▶ _Exercise instructions_: Each line of the material below that holds the word "Output" needs to be copied.

▶ _Exercise material_:
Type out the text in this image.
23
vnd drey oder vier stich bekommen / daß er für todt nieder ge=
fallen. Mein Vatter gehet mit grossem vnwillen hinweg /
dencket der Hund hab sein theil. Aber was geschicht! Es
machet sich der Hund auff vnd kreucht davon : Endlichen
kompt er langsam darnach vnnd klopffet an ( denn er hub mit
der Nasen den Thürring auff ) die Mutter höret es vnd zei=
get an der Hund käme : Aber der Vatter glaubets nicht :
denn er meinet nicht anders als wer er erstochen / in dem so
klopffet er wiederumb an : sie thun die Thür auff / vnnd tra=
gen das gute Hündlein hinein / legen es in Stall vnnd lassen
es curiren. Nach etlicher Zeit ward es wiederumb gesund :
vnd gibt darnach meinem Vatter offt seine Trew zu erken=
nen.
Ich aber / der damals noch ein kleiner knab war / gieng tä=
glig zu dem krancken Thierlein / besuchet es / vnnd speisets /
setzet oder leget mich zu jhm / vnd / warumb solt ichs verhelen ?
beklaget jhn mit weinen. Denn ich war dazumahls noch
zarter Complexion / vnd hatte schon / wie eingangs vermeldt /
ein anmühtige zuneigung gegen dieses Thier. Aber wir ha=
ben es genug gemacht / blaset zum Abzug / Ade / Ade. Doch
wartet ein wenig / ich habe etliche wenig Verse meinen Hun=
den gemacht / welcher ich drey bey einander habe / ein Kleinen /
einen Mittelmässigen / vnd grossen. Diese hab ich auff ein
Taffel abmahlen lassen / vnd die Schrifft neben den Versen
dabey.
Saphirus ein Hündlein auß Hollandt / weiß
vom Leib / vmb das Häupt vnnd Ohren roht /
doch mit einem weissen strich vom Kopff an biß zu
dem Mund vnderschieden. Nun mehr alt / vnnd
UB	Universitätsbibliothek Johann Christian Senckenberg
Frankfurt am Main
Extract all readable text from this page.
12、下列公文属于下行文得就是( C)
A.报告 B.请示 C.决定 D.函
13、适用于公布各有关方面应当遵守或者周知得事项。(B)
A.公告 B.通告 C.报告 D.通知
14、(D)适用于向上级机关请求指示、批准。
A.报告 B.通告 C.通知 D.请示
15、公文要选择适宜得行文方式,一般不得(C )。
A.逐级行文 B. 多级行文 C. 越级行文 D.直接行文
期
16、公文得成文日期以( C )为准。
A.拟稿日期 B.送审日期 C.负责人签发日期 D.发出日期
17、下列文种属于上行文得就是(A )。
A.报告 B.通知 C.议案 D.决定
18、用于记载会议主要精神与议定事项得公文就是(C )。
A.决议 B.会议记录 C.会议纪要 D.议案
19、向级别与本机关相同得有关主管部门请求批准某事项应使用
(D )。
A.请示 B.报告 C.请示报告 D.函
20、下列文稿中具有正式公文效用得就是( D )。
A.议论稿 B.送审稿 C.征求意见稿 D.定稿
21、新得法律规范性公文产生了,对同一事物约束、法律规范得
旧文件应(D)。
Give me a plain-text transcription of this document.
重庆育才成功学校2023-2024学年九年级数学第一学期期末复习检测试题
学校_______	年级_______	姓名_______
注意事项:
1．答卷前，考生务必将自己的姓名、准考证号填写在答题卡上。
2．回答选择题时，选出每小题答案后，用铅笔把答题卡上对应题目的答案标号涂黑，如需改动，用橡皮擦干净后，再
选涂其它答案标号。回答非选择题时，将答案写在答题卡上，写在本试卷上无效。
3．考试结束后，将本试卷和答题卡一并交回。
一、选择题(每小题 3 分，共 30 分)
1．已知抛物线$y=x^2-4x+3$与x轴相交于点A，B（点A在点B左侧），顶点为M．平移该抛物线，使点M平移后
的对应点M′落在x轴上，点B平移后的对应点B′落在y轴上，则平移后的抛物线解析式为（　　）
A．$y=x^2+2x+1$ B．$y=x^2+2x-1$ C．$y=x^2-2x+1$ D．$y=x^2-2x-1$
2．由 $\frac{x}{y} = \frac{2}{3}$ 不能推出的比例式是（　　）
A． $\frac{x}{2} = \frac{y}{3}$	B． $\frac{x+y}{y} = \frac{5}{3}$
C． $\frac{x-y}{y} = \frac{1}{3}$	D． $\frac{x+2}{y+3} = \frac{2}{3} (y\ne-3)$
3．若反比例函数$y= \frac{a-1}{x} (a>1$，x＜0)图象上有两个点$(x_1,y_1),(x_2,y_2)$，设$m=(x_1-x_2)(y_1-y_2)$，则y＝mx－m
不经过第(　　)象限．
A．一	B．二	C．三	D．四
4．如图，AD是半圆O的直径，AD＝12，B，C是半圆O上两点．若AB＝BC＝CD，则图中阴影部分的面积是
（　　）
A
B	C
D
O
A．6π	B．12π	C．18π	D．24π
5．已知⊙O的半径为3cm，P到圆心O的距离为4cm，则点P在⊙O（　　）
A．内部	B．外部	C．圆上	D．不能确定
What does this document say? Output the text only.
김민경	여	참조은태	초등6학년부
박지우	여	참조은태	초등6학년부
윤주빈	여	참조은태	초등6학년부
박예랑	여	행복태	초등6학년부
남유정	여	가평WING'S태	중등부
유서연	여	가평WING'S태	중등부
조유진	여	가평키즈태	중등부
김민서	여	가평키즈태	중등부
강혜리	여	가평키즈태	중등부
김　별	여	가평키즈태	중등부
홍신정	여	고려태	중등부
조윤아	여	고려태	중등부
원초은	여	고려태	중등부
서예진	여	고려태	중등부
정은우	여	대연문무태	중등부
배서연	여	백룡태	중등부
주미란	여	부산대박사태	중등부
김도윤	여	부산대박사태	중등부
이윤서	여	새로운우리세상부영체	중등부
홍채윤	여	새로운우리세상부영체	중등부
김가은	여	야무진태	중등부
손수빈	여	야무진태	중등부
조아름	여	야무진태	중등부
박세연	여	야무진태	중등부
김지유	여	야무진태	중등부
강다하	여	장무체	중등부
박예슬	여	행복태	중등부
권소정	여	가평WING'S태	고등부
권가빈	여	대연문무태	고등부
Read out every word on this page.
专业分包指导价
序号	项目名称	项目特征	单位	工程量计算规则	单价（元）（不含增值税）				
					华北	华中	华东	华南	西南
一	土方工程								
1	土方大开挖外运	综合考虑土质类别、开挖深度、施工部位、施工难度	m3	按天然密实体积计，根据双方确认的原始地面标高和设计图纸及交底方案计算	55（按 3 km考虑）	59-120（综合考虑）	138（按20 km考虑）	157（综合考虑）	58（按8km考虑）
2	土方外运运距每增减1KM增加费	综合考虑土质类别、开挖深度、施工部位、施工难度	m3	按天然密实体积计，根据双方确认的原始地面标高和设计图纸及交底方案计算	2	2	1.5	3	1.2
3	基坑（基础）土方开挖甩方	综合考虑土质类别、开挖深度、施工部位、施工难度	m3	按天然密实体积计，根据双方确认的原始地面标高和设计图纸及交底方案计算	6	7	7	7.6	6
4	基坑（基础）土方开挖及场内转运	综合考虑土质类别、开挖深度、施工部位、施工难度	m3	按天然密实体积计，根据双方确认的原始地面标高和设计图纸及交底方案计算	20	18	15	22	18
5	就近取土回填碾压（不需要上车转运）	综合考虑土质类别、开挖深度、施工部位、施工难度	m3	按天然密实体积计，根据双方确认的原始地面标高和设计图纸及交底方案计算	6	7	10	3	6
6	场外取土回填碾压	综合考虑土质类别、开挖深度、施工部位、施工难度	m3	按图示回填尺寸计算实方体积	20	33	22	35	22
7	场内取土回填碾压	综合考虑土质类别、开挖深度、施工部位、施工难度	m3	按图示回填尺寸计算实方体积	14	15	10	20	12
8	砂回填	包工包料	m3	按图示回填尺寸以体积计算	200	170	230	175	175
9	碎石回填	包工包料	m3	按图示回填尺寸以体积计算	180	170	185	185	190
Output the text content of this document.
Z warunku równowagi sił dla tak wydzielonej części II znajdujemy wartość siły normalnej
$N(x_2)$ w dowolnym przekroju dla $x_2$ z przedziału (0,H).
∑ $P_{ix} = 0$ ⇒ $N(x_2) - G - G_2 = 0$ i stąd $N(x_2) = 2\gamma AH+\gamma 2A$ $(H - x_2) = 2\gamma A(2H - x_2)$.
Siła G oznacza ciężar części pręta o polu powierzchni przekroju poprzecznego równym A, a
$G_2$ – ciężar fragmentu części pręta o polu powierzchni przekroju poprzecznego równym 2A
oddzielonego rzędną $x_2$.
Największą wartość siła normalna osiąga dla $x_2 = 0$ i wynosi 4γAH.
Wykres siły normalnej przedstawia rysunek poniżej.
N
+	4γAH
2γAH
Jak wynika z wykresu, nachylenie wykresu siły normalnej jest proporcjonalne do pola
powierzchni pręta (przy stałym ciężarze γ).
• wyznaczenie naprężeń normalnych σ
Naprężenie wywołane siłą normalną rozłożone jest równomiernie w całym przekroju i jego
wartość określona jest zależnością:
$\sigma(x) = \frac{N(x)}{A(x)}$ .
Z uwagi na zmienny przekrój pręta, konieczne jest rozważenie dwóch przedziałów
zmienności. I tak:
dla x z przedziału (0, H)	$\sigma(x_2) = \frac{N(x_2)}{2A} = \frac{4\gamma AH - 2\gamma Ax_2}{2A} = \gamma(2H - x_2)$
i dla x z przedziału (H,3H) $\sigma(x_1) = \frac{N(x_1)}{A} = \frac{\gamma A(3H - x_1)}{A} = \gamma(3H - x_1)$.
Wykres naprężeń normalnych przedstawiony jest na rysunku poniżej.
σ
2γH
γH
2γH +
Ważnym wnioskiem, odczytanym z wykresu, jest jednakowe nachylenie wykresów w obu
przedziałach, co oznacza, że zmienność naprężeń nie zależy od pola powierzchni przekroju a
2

▶ _Result of the exercise_:
What does this document say? Output the text only.
Output the text content of this document.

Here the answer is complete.